__EXTRACT__.
View all artworks by Adrian Grecu
Adrian Grecu (b. 1969) is a Romanian artist, one of the pioneers of digital art in Romania.
His first digital artwork dates back to 1993. In the decades that followed, he extensively
used Computer Generated Image (CGI), 3D graphics, and animation software, his
endeavors being reflected in articles and comments published in various cultural journals.
His work has been featured in collective exhibitions and festivals in Japan, Poland, South
Korea, USA, Belgium, etc., and was presented in personal exhibitions in Romania and in
the USA.
In the recent years, the artist focuses on exploring the limits of the visual medium, the
capabilities provided by technology and the expansion of the conceptual framework,
working at the confluence between arts/creativity and the latest technologies. Thus, his
current artistic production includes Augmented Reality (AR) and Virtual Reality (VR)
incorporated in complex, innovative sculptural installations, presented in a number of
widely acclaimed exhibitions.
One of the artist’s trademarks are the sophisticated scenes with fantastic/dystopic themes
defined by realistic textures and forms, elaborated entirely on the computer, without the
use of photography, or other analog interventions. Rendered in 3D modeling techniques
with the help of special software and successive filtering procedures, the works are
presented as digital images on monitors, or printed in limited series on surfaces (paper,
alubond, or canvas), each of them signed and numbered.
Adrian Grecu’s constant preoccupation for digitality has not distanced him from materiality
and sculptural forms, most of his projects aiming to problematize the relationship and
interaction between the material and the virtual world, between the real and the possible.
His recent exhibition at the Museum of Art Cluj, in the summer of 2022,
entitled Retroperspective. A digital manifesto, is relevant for this preoccupation. The
project included series of CGI works and 3D animations from the 90’s until 2022 integrated
in object-based installations. Not merely a retrospective, the exhibition had also a
prospective dimension: it was assumed as a manifesto which affirms artist’s conceptual
and working principles in the field of digital art, ones that are anchored on new aesthetic
paradigms, in contrast with traditional art and visual practices.

__PROBLEM 1__. According to the Adrian Grecu profile, what year does his first digital artwork date back to?
__PROBLEM 2__. List the surfaces that the Adrian Grecu profile says his works are printed on.
The entries that come next are separate material and are not part of the Adrian Grecu profile.

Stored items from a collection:
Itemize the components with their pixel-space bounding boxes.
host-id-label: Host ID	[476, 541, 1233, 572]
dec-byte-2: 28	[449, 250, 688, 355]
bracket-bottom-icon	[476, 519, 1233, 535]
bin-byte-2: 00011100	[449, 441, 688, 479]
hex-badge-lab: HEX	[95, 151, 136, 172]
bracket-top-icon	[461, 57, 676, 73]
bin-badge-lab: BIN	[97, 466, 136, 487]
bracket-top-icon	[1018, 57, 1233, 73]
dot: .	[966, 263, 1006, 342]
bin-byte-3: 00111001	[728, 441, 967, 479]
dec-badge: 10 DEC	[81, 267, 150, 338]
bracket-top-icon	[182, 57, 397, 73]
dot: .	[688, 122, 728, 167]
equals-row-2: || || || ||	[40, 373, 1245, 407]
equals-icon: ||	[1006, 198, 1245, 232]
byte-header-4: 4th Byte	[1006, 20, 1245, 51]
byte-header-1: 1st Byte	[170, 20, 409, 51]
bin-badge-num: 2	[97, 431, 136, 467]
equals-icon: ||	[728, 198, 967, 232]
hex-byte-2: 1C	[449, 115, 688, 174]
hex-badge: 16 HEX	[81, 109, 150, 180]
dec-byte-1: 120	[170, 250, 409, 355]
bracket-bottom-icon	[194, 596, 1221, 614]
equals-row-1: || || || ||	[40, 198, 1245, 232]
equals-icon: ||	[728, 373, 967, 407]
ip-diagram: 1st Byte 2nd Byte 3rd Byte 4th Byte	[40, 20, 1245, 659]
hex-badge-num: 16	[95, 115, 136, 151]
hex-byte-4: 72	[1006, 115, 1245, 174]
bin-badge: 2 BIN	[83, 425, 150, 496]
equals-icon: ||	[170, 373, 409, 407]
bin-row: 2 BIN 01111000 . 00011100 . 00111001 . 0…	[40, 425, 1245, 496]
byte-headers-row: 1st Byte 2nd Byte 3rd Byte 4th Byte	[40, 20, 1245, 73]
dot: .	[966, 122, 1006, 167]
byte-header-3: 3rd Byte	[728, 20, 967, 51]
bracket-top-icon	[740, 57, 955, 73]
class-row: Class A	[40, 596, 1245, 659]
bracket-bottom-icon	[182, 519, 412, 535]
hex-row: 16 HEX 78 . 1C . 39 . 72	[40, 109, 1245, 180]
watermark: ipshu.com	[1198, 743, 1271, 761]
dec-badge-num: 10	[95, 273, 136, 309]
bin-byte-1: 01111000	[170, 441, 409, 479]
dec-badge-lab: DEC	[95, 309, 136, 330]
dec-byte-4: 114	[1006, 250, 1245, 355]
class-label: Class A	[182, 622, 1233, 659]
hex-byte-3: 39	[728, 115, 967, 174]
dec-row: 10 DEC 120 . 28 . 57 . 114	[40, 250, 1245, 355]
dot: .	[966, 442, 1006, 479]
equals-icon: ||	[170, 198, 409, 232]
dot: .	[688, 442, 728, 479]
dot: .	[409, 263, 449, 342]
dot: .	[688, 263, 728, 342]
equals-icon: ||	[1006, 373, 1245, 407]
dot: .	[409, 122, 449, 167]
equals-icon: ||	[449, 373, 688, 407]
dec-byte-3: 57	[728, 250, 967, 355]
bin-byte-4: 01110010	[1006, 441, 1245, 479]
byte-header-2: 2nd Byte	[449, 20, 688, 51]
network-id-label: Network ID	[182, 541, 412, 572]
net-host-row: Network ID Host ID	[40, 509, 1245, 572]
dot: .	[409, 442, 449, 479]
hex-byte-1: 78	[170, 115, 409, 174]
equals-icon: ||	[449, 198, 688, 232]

__WRITTEN RESPONSE 1__. 1993

__WRITTEN RESPONSE 2__. Paper, alubond, and canvas.